• [Given instruction] Take every line from the listing below that contains "CONTRACT".

• [Material provided]
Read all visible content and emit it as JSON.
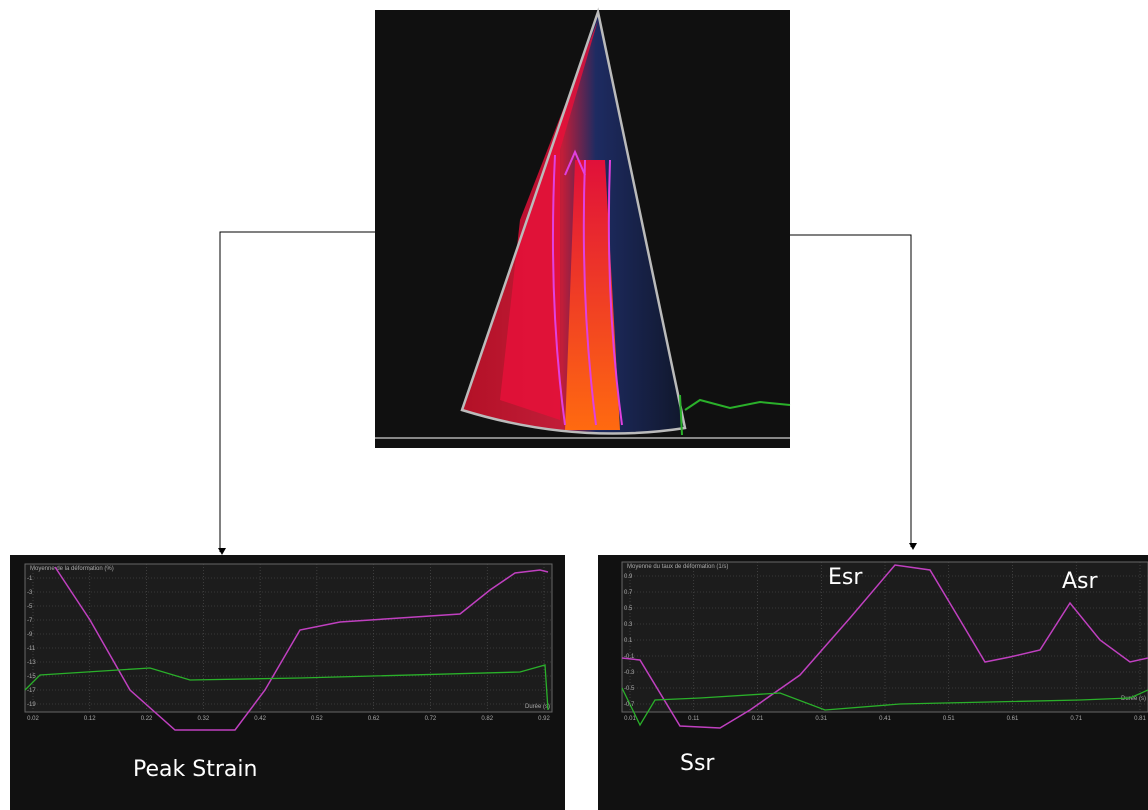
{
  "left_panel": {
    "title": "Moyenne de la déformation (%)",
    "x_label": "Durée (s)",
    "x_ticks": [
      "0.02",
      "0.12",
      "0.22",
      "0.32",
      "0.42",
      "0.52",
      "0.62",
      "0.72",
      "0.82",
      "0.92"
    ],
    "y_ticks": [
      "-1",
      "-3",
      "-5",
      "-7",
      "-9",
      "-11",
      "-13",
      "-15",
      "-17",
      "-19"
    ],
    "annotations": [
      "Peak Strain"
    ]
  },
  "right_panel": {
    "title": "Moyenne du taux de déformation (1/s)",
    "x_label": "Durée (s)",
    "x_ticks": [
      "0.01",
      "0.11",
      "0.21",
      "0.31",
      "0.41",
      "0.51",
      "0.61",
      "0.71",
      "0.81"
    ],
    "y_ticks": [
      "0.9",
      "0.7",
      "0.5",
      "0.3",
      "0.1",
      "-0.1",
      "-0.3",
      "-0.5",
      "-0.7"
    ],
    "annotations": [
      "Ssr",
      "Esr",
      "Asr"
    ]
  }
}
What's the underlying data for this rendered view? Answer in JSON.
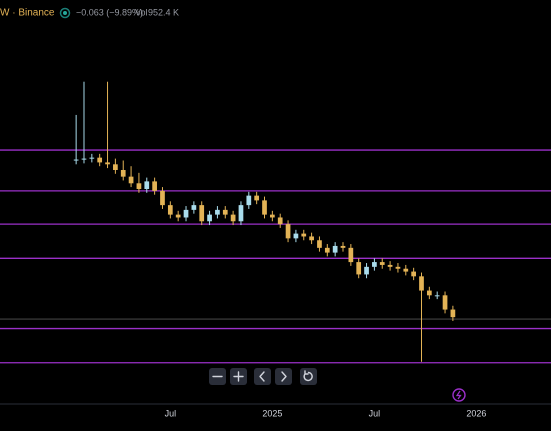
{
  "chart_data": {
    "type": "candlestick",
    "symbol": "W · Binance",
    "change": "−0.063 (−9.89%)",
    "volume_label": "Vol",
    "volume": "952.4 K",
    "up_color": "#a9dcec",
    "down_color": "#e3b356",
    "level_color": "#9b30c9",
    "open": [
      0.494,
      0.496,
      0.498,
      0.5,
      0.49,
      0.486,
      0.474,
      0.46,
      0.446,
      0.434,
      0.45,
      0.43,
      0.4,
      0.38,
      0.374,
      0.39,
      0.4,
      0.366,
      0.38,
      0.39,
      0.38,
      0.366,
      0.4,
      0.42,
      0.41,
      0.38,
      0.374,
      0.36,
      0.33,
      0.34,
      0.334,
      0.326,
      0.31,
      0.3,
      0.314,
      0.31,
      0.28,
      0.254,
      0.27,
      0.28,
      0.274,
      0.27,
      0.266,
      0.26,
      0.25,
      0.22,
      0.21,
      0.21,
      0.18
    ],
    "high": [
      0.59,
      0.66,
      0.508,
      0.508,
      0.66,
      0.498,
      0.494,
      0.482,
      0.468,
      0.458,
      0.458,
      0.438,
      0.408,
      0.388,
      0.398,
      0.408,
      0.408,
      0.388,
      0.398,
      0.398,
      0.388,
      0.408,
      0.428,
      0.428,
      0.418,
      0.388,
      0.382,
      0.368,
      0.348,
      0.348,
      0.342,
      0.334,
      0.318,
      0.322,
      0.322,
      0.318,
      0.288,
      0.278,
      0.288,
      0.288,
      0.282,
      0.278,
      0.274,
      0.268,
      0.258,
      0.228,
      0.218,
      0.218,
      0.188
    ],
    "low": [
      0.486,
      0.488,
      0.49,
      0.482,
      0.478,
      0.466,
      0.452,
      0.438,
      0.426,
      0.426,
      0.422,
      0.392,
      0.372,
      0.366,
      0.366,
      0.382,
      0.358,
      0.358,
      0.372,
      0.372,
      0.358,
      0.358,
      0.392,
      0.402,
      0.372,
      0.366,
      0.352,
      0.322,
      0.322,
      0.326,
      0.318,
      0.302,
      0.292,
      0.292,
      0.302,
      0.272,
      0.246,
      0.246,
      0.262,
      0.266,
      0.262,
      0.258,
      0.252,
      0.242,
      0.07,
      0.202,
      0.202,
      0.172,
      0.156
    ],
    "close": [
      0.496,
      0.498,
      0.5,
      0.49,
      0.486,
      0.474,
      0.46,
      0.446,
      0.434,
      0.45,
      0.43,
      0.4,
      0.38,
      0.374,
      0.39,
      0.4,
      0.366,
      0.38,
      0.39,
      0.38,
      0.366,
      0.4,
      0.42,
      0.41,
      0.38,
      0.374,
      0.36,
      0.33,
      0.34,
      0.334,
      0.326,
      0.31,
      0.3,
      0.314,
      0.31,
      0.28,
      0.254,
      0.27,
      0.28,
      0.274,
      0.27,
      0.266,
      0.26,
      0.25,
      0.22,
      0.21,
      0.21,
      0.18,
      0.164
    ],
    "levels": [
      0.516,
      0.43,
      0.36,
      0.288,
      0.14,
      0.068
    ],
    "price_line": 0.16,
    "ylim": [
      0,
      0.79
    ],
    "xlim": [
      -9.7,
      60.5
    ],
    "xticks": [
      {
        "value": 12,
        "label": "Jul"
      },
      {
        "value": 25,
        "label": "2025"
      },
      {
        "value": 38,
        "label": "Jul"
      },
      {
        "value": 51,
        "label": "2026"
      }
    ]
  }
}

---

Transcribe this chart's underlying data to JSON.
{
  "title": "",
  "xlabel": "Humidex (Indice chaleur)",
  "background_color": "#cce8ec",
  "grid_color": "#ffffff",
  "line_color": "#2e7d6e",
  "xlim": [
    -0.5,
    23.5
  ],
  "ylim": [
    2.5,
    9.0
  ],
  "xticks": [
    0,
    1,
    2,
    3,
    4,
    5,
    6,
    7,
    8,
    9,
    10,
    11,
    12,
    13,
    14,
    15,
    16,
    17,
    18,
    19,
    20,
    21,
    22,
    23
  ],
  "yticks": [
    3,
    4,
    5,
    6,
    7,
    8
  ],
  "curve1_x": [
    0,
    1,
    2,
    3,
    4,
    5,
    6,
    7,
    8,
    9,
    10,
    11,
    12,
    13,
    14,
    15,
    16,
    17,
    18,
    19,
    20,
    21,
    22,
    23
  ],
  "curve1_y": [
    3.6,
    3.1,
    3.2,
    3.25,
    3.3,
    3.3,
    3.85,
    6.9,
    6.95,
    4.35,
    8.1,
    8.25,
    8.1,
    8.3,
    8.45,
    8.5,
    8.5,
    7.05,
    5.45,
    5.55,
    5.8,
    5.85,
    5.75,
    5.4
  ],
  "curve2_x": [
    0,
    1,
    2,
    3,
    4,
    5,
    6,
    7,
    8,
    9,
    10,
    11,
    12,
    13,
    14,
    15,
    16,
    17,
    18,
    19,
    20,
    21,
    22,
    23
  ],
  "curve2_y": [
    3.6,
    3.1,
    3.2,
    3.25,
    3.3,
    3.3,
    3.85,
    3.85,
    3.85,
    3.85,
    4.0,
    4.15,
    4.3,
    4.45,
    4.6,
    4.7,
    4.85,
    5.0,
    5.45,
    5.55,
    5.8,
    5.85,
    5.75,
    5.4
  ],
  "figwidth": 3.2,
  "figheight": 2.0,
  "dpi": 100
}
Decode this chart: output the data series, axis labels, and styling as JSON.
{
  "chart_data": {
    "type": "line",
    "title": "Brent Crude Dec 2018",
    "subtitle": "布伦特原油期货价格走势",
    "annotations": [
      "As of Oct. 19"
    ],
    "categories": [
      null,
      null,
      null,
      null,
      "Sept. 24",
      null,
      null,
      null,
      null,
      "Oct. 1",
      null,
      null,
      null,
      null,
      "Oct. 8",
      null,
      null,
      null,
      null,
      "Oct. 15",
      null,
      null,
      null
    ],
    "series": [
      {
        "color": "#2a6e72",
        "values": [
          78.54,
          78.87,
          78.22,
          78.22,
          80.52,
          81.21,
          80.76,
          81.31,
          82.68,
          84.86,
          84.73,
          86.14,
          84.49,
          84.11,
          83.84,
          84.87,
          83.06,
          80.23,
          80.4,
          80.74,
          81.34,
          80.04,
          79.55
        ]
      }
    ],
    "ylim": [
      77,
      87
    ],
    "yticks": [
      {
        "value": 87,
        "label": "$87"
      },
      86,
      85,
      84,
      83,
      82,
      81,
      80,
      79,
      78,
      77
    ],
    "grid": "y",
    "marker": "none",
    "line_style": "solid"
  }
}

---

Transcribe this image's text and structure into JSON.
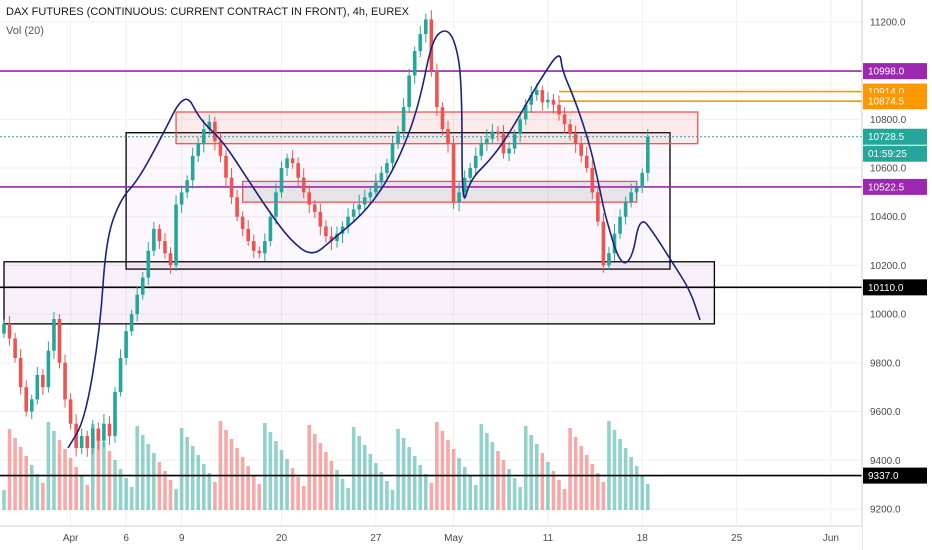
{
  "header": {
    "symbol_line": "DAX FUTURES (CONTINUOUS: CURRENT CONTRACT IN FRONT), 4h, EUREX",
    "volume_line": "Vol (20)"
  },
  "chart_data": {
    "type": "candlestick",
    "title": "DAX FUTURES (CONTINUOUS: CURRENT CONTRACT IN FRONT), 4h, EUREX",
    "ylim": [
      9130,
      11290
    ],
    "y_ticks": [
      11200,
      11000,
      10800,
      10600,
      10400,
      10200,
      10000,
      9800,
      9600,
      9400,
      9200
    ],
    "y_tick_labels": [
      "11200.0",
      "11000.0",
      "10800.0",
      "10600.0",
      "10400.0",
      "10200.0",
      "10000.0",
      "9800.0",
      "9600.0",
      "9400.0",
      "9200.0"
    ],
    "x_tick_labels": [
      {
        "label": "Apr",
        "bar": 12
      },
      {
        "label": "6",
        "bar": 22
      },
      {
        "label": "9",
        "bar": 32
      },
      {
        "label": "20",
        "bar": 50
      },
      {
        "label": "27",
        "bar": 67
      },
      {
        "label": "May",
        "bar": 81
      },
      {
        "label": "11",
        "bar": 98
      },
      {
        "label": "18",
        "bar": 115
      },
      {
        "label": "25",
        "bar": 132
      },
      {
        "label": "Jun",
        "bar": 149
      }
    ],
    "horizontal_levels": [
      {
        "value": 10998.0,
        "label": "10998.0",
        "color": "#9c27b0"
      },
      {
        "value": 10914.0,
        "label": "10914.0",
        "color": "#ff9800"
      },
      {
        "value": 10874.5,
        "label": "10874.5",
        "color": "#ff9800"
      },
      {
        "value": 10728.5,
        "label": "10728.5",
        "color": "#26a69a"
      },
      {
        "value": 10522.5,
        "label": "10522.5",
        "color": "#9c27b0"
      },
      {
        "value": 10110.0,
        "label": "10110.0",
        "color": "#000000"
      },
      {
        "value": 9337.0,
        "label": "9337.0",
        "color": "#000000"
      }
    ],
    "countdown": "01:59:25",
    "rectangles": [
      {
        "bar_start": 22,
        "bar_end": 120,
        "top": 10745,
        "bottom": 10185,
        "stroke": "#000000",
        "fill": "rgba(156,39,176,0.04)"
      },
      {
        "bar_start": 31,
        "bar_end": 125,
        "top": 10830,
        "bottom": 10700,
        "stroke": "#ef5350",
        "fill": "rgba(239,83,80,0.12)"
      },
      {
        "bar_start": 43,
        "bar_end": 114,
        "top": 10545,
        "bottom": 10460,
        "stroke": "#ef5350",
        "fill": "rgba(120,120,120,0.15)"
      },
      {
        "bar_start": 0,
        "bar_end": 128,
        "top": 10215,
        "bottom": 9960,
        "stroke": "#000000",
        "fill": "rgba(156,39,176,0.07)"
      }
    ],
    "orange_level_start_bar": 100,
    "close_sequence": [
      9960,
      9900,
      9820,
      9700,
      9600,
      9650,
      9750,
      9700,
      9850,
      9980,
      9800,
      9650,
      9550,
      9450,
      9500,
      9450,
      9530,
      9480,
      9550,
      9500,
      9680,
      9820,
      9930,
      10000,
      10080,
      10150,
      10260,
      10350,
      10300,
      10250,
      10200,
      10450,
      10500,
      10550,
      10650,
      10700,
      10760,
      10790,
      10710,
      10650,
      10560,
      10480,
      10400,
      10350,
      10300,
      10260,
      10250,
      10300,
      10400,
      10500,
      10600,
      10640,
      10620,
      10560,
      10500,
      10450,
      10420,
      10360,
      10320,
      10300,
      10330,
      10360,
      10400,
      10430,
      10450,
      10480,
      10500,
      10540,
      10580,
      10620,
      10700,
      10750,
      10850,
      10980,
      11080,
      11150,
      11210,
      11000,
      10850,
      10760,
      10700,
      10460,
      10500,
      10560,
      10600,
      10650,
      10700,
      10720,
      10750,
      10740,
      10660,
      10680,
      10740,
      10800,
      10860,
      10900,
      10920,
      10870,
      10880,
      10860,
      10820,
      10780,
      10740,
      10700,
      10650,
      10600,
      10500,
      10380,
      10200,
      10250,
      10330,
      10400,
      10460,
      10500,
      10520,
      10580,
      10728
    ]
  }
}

• [Exercise solution]
    "symbol_line": "DAX FUTURES (CONTINUOUS: CURRENT CONTRACT IN FRONT), 4h, EUREX",
    "title": "DAX FUTURES (CONTINUOUS: CURRENT CONTRACT IN FRONT), 4h, EUREX",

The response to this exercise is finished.